[EXERCISE REQUIREMENTS] Each record that follows should be repeated exactly, minus any images.

[ENTRIES PROVIDED]
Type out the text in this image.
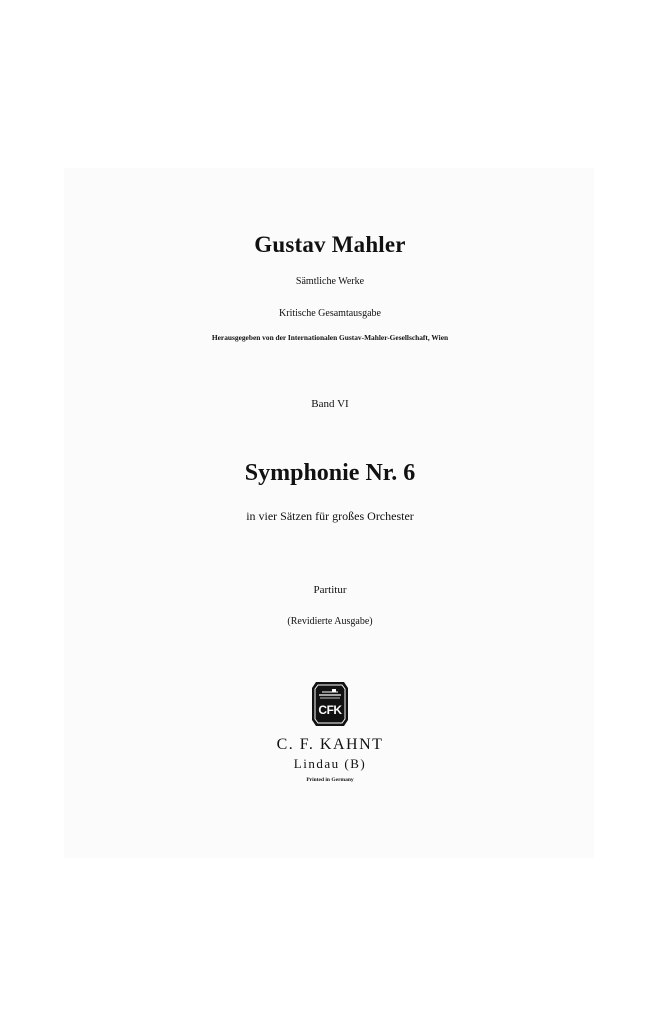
Gustav Mahler
Sämtliche Werke
Kritische Gesamtausgabe
Herausgegeben von der Internationalen Gustav-Mahler-Gesellschaft, Wien
Band VI
Symphonie Nr. 6
in vier Sätzen für großes Orchester
Partitur
(Revidierte Ausgabe)
CFK
C. F. KAHNT
Lindau (B)
Printed in Germany
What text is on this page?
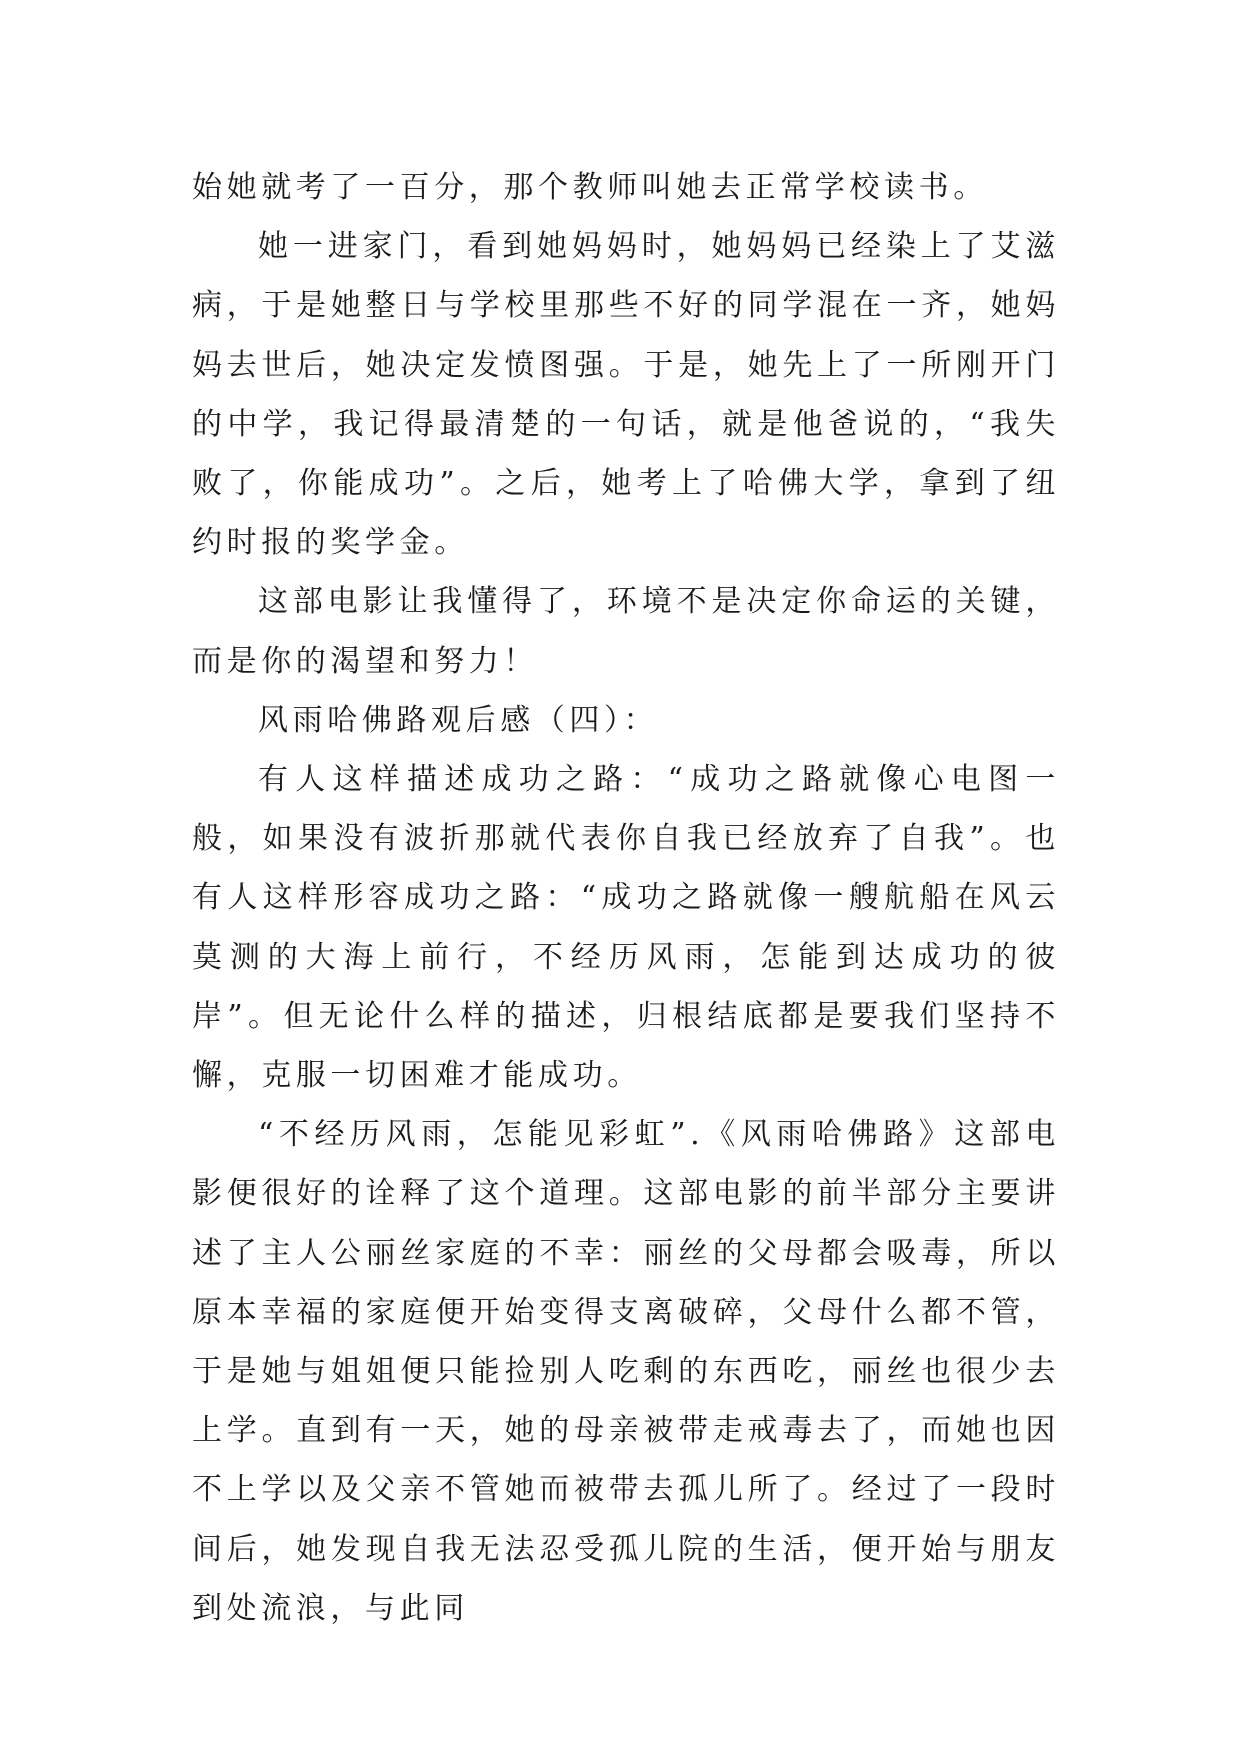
始她就考了一百分，那个教师叫她去正常学校读书。

她一进家门，看到她妈妈时，她妈妈已经染上了艾滋病，于是她整日与学校里那些不好的同学混在一齐，她妈妈去世后，她决定发愤图强。于是，她先上了一所刚开门的中学，我记得最清楚的一句话，就是他爸说的，“我失败了，你能成功”。之后，她考上了哈佛大学，拿到了纽约时报的奖学金。

这部电影让我懂得了，环境不是决定你命运的关键，而是你的渴望和努力！

风雨哈佛路观后感（四）：

有人这样描述成功之路：“成功之路就像心电图一般，如果没有波折那就代表你自我已经放弃了自我”。也有人这样形容成功之路：“成功之路就像一艘航船在风云莫测的大海上前行，不经历风雨，怎能到达成功的彼岸”。但无论什么样的描述，归根结底都是要我们坚持不懈，克服一切困难才能成功。

“不经历风雨，怎能见彩虹”.《风雨哈佛路》这部电影便很好的诠释了这个道理。这部电影的前半部分主要讲述了主人公丽丝家庭的不幸：丽丝的父母都会吸毒，所以原本幸福的家庭便开始变得支离破碎，父母什么都不管，于是她与姐姐便只能捡别人吃剩的东西吃，丽丝也很少去上学。直到有一天，她的母亲被带走戒毒去了，而她也因不上学以及父亲不管她而被带去孤儿所了。经过了一段时间后，她发现自我无法忍受孤儿院的生活，便开始与朋友到处流浪，与此同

[EXERCISE OUTPUT]
Type out the text in this image.
Gustav Mahler
Sämtliche Werke
Kritische Gesamtausgabe
Herausgegeben von der Internationalen Gustav-Mahler-Gesellschaft, Wien
Band VI
Symphonie Nr. 6
in vier Sätzen für großes Orchester
Partitur
(Revidierte Ausgabe)
CFK
C. F. KAHNT
Lindau (B)
Printed in Germany
What text is on this page?
始她就考了一百分，那个教师叫她去正常学校读书。

她一进家门，看到她妈妈时，她妈妈已经染上了艾滋病，于是她整日与学校里那些不好的同学混在一齐，她妈妈去世后，她决定发愤图强。于是，她先上了一所刚开门的中学，我记得最清楚的一句话，就是他爸说的，“我失败了，你能成功”。之后，她考上了哈佛大学，拿到了纽约时报的奖学金。

这部电影让我懂得了，环境不是决定你命运的关键，而是你的渴望和努力！

风雨哈佛路观后感（四）：

有人这样描述成功之路：“成功之路就像心电图一般，如果没有波折那就代表你自我已经放弃了自我”。也有人这样形容成功之路：“成功之路就像一艘航船在风云莫测的大海上前行，不经历风雨，怎能到达成功的彼岸”。但无论什么样的描述，归根结底都是要我们坚持不懈，克服一切困难才能成功。

“不经历风雨，怎能见彩虹”.《风雨哈佛路》这部电影便很好的诠释了这个道理。这部电影的前半部分主要讲述了主人公丽丝家庭的不幸：丽丝的父母都会吸毒，所以原本幸福的家庭便开始变得支离破碎，父母什么都不管，于是她与姐姐便只能捡别人吃剩的东西吃，丽丝也很少去上学。直到有一天，她的母亲被带走戒毒去了，而她也因不上学以及父亲不管她而被带去孤儿所了。经过了一段时间后，她发现自我无法忍受孤儿院的生活，便开始与朋友到处流浪，与此同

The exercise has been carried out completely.